- _INSTRUCTIONS TO FOLLOW_:
Would you pull out every line of the material that contains the string "screenshot"?

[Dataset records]
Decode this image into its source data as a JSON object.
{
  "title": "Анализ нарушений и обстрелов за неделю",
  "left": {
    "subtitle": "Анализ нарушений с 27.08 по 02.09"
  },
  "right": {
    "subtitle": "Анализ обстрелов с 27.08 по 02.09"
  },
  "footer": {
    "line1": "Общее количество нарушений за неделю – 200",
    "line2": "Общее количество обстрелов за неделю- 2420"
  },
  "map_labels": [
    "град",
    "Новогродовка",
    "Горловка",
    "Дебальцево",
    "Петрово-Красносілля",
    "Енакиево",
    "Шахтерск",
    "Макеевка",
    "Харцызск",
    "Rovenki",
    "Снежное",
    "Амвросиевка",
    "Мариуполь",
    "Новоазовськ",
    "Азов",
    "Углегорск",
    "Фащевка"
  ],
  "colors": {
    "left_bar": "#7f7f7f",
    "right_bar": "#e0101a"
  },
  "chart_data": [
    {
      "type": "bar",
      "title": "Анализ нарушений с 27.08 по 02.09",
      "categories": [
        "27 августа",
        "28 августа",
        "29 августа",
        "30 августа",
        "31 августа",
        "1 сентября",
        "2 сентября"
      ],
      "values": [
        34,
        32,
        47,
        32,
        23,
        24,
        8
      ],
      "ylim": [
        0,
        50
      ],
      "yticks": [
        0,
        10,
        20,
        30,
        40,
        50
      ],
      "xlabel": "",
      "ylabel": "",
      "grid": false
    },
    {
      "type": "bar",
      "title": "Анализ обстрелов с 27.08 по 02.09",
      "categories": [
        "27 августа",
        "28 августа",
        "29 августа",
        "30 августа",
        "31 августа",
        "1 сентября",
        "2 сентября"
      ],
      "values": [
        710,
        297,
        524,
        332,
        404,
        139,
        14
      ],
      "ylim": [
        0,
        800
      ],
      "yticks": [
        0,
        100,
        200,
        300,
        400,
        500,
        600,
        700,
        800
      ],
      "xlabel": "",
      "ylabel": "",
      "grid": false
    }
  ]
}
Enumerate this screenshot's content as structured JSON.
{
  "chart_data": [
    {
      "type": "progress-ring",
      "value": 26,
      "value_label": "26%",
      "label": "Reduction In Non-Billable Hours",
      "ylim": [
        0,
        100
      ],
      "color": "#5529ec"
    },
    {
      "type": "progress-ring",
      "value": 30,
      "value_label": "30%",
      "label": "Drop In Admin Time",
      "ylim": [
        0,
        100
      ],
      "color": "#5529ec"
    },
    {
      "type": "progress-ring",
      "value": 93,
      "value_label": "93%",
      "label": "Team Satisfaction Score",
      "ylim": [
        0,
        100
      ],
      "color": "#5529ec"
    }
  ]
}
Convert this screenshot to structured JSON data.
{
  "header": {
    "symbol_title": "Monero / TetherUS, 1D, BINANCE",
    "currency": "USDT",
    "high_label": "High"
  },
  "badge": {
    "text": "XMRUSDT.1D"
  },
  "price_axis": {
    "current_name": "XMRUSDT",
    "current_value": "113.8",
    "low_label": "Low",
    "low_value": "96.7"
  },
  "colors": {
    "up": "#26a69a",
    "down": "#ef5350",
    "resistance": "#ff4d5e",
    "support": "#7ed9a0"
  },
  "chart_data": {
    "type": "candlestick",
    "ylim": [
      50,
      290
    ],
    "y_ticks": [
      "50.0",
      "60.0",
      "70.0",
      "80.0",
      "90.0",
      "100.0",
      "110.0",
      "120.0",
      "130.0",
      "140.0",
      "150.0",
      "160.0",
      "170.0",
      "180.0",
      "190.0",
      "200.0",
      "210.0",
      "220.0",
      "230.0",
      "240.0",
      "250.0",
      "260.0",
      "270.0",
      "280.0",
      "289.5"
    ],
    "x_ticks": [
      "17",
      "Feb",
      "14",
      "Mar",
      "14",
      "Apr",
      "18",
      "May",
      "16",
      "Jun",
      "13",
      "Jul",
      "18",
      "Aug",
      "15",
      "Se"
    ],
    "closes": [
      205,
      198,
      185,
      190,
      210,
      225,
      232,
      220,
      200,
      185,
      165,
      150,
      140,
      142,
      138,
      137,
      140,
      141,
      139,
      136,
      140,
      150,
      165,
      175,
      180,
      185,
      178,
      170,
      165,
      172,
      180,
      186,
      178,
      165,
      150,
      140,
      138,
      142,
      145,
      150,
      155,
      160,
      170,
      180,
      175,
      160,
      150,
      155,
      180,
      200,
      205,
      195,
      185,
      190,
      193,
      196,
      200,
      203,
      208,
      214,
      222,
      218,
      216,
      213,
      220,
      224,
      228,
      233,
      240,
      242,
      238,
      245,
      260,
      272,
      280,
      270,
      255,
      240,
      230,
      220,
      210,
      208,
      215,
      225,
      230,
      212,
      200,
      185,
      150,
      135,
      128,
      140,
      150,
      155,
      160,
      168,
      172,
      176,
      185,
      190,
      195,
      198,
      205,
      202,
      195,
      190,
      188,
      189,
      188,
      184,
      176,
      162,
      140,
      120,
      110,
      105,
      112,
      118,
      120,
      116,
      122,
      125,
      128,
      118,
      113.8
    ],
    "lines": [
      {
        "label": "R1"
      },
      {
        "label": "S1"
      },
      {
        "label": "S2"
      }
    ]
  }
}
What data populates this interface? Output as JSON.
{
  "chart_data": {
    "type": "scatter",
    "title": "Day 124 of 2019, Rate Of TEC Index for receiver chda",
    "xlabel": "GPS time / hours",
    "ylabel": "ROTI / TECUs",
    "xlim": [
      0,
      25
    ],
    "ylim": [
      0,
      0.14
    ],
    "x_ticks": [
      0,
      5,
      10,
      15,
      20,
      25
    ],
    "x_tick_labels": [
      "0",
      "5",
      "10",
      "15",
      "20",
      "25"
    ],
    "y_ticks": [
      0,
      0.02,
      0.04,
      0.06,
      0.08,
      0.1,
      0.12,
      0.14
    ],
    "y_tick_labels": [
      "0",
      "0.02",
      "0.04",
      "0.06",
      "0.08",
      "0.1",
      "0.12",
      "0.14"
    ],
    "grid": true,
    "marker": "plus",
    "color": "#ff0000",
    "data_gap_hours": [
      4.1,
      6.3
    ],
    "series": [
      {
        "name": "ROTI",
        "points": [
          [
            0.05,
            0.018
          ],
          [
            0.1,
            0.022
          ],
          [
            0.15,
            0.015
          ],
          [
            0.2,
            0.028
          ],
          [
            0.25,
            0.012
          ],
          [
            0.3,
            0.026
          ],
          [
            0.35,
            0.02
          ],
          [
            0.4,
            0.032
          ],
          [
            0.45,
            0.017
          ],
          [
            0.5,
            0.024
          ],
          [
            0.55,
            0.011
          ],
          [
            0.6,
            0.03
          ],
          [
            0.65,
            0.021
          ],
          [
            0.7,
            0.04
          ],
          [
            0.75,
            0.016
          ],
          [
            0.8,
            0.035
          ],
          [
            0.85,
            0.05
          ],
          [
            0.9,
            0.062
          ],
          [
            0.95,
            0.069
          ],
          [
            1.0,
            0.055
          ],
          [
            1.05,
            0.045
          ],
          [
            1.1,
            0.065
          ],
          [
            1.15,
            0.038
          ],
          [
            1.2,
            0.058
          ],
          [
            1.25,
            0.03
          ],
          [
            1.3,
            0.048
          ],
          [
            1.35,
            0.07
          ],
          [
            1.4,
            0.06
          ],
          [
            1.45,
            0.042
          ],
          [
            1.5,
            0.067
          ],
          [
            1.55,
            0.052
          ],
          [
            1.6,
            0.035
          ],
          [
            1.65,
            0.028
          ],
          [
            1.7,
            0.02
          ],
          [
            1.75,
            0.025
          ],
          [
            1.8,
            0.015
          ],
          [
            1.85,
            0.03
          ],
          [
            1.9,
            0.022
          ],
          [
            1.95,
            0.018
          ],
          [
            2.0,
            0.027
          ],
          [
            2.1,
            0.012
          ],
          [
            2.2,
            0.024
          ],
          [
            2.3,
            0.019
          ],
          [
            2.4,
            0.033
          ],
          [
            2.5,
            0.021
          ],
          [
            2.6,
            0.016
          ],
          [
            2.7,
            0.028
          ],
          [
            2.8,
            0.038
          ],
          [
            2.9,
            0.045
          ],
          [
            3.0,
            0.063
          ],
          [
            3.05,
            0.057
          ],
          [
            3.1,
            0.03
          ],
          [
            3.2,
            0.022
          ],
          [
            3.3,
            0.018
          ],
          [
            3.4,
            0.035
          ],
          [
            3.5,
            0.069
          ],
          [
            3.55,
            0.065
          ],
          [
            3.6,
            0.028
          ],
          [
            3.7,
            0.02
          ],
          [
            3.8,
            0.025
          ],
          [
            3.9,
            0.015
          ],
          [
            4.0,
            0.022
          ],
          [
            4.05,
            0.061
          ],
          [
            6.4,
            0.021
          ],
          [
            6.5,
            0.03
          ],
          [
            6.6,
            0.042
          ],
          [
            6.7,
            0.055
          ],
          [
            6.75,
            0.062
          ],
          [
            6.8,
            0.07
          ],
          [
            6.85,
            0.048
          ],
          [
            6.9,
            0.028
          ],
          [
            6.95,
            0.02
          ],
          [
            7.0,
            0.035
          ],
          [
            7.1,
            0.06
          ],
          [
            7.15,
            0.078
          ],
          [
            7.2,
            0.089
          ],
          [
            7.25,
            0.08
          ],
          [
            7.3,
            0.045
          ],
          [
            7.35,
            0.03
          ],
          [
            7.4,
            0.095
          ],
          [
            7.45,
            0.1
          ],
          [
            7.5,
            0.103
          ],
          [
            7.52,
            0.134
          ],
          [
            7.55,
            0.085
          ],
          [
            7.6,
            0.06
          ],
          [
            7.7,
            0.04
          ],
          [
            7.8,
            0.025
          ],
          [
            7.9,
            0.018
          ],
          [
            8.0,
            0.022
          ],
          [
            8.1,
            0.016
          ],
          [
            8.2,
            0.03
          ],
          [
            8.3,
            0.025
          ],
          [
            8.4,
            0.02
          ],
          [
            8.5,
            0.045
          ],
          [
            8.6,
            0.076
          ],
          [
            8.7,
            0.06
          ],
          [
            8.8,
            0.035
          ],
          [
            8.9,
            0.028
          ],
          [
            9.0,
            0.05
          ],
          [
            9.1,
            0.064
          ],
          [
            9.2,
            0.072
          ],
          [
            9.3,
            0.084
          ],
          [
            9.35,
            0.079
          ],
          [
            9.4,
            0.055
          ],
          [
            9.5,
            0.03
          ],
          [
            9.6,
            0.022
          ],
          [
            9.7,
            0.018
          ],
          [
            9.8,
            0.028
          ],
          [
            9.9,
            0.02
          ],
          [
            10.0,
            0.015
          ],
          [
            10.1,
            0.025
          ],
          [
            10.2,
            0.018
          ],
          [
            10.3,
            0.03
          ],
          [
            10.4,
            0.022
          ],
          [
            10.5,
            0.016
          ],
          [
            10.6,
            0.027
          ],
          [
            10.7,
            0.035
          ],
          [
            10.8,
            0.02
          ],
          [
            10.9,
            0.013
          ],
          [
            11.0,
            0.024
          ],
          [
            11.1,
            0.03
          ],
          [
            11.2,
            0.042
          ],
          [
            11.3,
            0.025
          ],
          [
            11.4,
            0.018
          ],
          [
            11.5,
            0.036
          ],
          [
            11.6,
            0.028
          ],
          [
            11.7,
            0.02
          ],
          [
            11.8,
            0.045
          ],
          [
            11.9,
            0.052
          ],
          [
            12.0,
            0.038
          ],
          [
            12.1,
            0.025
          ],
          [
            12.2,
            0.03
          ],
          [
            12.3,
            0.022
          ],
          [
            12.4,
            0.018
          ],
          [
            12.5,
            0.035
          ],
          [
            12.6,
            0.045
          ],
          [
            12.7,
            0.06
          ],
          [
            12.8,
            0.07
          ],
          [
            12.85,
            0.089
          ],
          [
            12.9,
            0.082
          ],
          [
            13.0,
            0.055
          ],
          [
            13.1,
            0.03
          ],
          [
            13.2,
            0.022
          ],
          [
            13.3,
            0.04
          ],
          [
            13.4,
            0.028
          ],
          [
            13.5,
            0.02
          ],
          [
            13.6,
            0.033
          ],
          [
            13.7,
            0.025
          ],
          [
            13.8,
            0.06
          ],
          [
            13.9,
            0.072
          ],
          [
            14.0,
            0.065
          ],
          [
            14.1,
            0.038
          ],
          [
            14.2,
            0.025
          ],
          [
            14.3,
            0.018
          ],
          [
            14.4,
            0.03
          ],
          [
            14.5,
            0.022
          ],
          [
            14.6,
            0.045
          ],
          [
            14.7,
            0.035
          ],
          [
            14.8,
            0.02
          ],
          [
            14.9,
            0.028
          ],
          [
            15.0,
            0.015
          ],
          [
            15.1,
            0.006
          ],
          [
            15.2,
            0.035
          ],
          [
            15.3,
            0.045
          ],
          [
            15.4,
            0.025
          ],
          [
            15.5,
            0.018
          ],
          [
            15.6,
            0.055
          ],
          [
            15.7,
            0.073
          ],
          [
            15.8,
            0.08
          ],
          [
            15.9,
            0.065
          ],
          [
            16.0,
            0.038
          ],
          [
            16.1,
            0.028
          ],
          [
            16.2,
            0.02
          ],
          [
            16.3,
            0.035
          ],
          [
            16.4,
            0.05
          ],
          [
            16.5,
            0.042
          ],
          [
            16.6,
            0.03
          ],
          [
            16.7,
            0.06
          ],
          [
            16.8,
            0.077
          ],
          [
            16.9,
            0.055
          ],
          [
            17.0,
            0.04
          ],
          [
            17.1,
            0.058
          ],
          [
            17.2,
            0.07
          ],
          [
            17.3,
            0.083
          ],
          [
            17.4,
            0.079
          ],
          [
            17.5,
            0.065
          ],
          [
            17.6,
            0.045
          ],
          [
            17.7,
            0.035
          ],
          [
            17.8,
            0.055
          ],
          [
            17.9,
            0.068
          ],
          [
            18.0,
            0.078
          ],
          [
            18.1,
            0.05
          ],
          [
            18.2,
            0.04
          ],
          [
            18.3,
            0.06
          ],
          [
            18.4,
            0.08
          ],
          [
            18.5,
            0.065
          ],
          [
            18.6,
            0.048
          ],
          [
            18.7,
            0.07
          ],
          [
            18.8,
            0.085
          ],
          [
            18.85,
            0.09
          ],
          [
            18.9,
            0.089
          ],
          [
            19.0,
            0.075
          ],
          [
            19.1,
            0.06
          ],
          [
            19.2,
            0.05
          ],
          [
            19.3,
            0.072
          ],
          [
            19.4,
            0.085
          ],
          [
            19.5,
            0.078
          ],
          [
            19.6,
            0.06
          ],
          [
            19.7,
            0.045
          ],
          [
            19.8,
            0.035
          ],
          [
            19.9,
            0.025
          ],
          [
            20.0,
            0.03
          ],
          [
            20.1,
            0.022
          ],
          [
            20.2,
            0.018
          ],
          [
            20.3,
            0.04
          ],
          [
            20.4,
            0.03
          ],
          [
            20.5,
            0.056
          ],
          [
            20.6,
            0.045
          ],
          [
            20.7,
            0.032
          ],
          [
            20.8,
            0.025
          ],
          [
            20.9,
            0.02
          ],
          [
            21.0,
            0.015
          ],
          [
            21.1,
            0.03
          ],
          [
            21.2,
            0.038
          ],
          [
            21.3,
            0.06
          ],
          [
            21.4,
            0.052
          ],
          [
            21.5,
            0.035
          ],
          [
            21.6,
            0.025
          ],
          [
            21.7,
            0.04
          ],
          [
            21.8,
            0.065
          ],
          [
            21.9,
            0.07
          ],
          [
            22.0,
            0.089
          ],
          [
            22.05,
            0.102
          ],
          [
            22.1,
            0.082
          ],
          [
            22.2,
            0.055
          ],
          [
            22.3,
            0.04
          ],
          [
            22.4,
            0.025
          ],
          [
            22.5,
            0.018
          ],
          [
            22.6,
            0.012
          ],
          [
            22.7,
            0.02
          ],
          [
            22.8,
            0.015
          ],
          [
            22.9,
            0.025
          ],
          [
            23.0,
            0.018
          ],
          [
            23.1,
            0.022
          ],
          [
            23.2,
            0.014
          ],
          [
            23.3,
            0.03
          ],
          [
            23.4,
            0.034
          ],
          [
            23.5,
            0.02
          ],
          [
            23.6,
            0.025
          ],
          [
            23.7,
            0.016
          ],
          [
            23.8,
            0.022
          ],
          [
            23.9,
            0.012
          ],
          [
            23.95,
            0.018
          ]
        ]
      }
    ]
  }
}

- _PROBLEM SOLUTION_:
Enumerate this screenshot's content as structured JSON.
Convert this screenshot to structured JSON data.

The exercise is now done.